YOUR INSTRUCTIONS –
Repeat the listing word for word. No pictures belong in the copy.

[Start LISTED RECORDS]

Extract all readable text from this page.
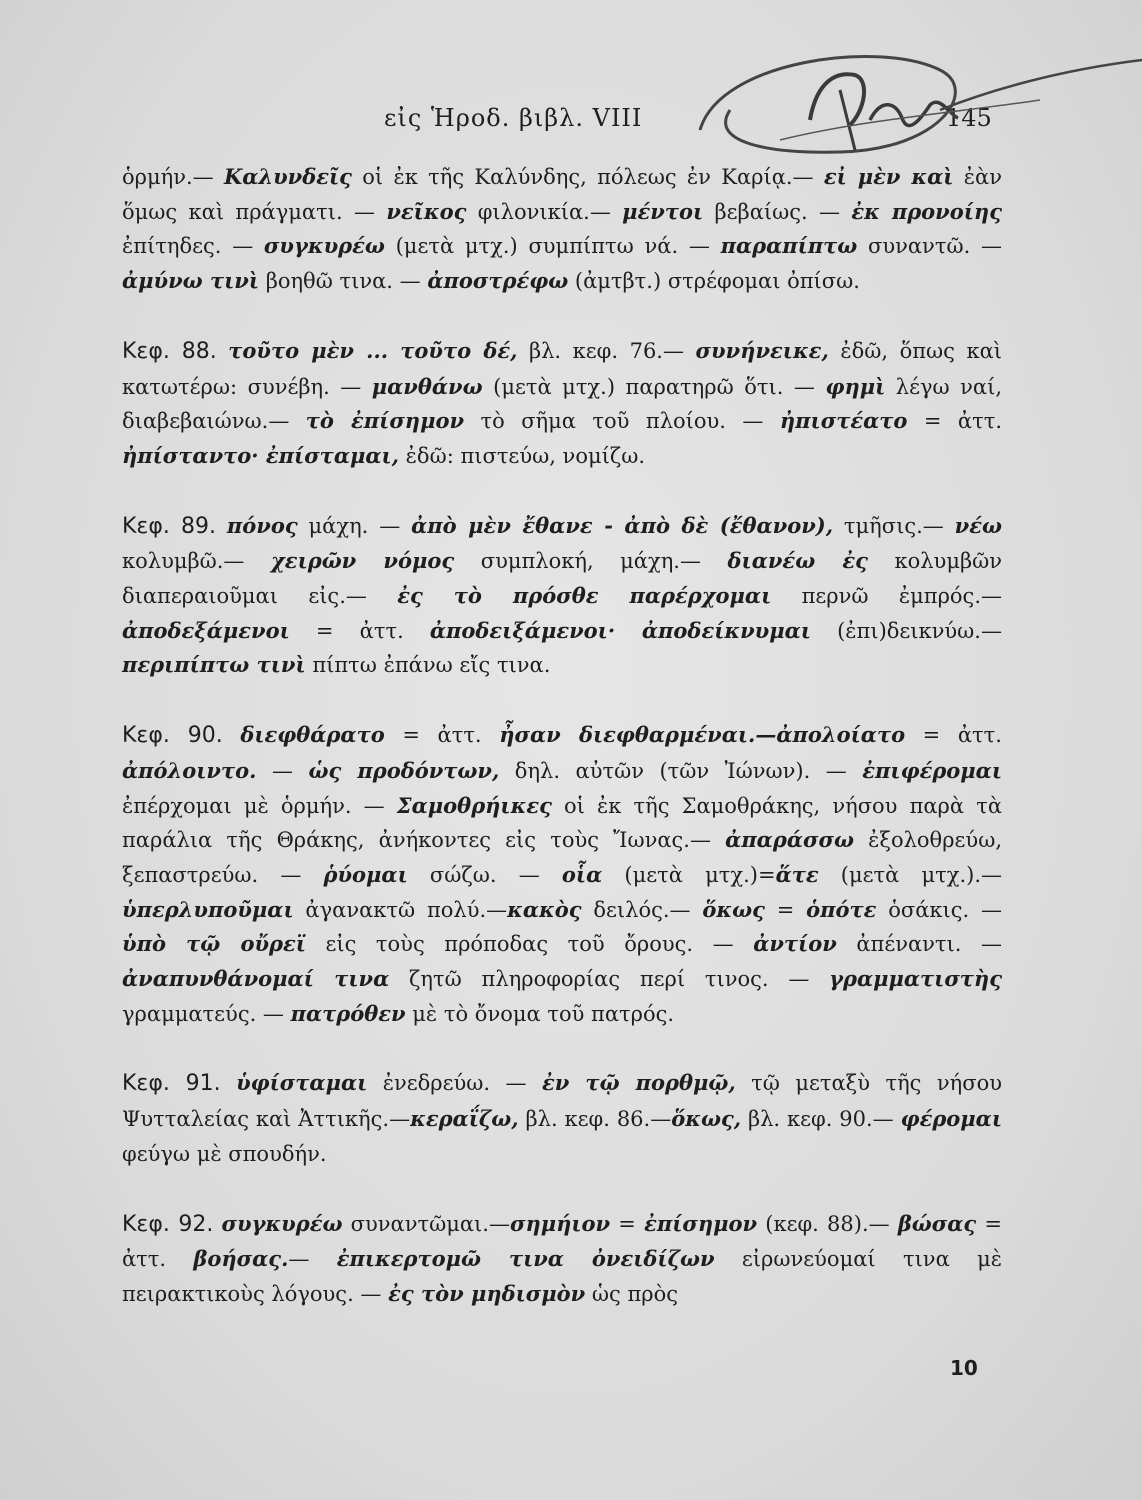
εἰς Ἡροδ. βιβλ. VIII	145

ὁρμήν.— Καλυνδεῖς οἱ ἐκ τῆς Καλύνδης, πόλεως ἐν Καρίᾳ.— εἰ μὲν καὶ ἐὰν ὅμως καὶ πράγματι. — νεῖκος φιλονικία.— μέντοι βεβαίως. — ἐκ προνοίης ἐπίτηδες. — συγκυρέω (μετὰ μτχ.) συμπίπτω νά. — παραπίπτω συναντῶ. — ἀμύνω τινὶ βοηθῶ τινα. — ἀποστρέφω (ἀμτβτ.) στρέφομαι ὀπίσω.

Κεφ. 88. τοῦτο μὲν ... τοῦτο δέ, βλ. κεφ. 76.— συνήνεικε, ἐδῶ, ὅπως καὶ κατωτέρω: συνέβη. — μανθάνω (μετὰ μτχ.) παρατηρῶ ὅτι. — φημὶ λέγω ναί, διαβεβαιώνω.— τὸ ἐπίσημον τὸ σῆμα τοῦ πλοίου. — ἠπιστέατο = ἀττ. ἠπίσταντο· ἐπίσταμαι, ἐδῶ: πιστεύω, νομίζω.

Κεφ. 89. πόνος μάχη. — ἀπὸ μὲν ἔθανε - ἀπὸ δὲ (ἔθανον), τμῆσις.— νέω κολυμβῶ.— χειρῶν νόμος συμπλοκή, μάχη.— διανέω ἐς κολυμβῶν διαπεραιοῦμαι εἰς.— ἐς τὸ πρόσθε παρέρχομαι περνῶ ἐμπρός.— ἀποδεξάμενοι = ἀττ. ἀποδειξάμενοι· ἀποδείκνυμαι (ἐπι)δεικνύω.— περιπίπτω τινὶ πίπτω ἐπάνω εἴς τινα.

Κεφ. 90. διεφθάρατο = ἀττ. ἦσαν διεφθαρμέναι.—ἀπολοίατο = ἀττ. ἀπόλοιντο. — ὡς προδόντων, δηλ. αὐτῶν (τῶν Ἰώνων). — ἐπιφέρομαι ἐπέρχομαι μὲ ὁρμήν. — Σαμοθρήικες οἱ ἐκ τῆς Σαμοθράκης, νήσου παρὰ τὰ παράλια τῆς Θράκης, ἀνήκοντες εἰς τοὺς Ἴωνας.— ἀπαράσσω ἐξολοθρεύω, ξεπαστρεύω. — ῥύομαι σώζω. — οἷα (μετὰ μτχ.)=ἅτε (μετὰ μτχ.).—ὑπερλυποῦμαι ἀγανακτῶ πολύ.—κακὸς δειλός.— ὅκως = ὁπότε ὁσάκις. — ὑπὸ τῷ οὔρεϊ εἰς τοὺς πρόποδας τοῦ ὄρους. — ἀντίον ἀπέναντι. — ἀναπυνθάνομαί τινα ζητῶ πληροφορίας περί τινος. — γραμματιστὴς γραμματεύς. — πατρόθεν μὲ τὸ ὄνομα τοῦ πατρός.

Κεφ. 91. ὑφίσταμαι ἐνεδρεύω. — ἐν τῷ πορθμῷ, τῷ μεταξὺ τῆς νήσου Ψυτταλείας καὶ Ἀττικῆς.—κεραΐζω, βλ. κεφ. 86.—ὅκως, βλ. κεφ. 90.— φέρομαι φεύγω μὲ σπουδήν.

Κεφ. 92. συγκυρέω συναντῶμαι.—σημήιον = ἐπίσημον (κεφ. 88).— βώσας = ἀττ. βοήσας.— ἐπικερτομῶ τινα ὀνειδίζων εἰρωνεύομαί τινα μὲ πειρακτικοὺς λόγους. — ἐς τὸν μηδισμὸν ὡς πρὸς

10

[End LISTED RECORDS]

WORKED ANSWER –
Extract all readable text from this page.
εἰς Ἡροδ. βιβλ. VIII	145

ὁρμήν.— Καλυνδεῖς οἱ ἐκ τῆς Καλύνδης, πόλεως ἐν Καρίᾳ.— εἰ μὲν καὶ ἐὰν ὅμως καὶ πράγματι. — νεῖκος φιλονικία.— μέντοι βεβαίως. — ἐκ προνοίης ἐπίτηδες. — συγκυρέω (μετὰ μτχ.) συμπίπτω νά. — παραπίπτω συναντῶ. — ἀμύνω τινὶ βοηθῶ τινα. — ἀποστρέφω (ἀμτβτ.) στρέφομαι ὀπίσω.

Κεφ. 88. τοῦτο μὲν ... τοῦτο δέ, βλ. κεφ. 76.— συνήνεικε, ἐδῶ, ὅπως καὶ κατωτέρω: συνέβη. — μανθάνω (μετὰ μτχ.) παρατηρῶ ὅτι. — φημὶ λέγω ναί, διαβεβαιώνω.— τὸ ἐπίσημον τὸ σῆμα τοῦ πλοίου. — ἠπιστέατο = ἀττ. ἠπίσταντο· ἐπίσταμαι, ἐδῶ: πιστεύω, νομίζω.

Κεφ. 89. πόνος μάχη. — ἀπὸ μὲν ἔθανε - ἀπὸ δὲ (ἔθανον), τμῆσις.— νέω κολυμβῶ.— χειρῶν νόμος συμπλοκή, μάχη.— διανέω ἐς κολυμβῶν διαπεραιοῦμαι εἰς.— ἐς τὸ πρόσθε παρέρχομαι περνῶ ἐμπρός.— ἀποδεξάμενοι = ἀττ. ἀποδειξάμενοι· ἀποδείκνυμαι (ἐπι)δεικνύω.— περιπίπτω τινὶ πίπτω ἐπάνω εἴς τινα.

Κεφ. 90. διεφθάρατο = ἀττ. ἦσαν διεφθαρμέναι.—ἀπολοίατο = ἀττ. ἀπόλοιντο. — ὡς προδόντων, δηλ. αὐτῶν (τῶν Ἰώνων). — ἐπιφέρομαι ἐπέρχομαι μὲ ὁρμήν. — Σαμοθρήικες οἱ ἐκ τῆς Σαμοθράκης, νήσου παρὰ τὰ παράλια τῆς Θράκης, ἀνήκοντες εἰς τοὺς Ἴωνας.— ἀπαράσσω ἐξολοθρεύω, ξεπαστρεύω. — ῥύομαι σώζω. — οἷα (μετὰ μτχ.)=ἅτε (μετὰ μτχ.).—ὑπερλυποῦμαι ἀγανακτῶ πολύ.—κακὸς δειλός.— ὅκως = ὁπότε ὁσάκις. — ὑπὸ τῷ οὔρεϊ εἰς τοὺς πρόποδας τοῦ ὄρους. — ἀντίον ἀπέναντι. — ἀναπυνθάνομαί τινα ζητῶ πληροφορίας περί τινος. — γραμματιστὴς γραμματεύς. — πατρόθεν μὲ τὸ ὄνομα τοῦ πατρός.

Κεφ. 91. ὑφίσταμαι ἐνεδρεύω. — ἐν τῷ πορθμῷ, τῷ μεταξὺ τῆς νήσου Ψυτταλείας καὶ Ἀττικῆς.—κεραΐζω, βλ. κεφ. 86.—ὅκως, βλ. κεφ. 90.— φέρομαι φεύγω μὲ σπουδήν.

Κεφ. 92. συγκυρέω συναντῶμαι.—σημήιον = ἐπίσημον (κεφ. 88).— βώσας = ἀττ. βοήσας.— ἐπικερτομῶ τινα ὀνειδίζων εἰρωνεύομαί τινα μὲ πειρακτικοὺς λόγους. — ἐς τὸν μηδισμὸν ὡς πρὸς

10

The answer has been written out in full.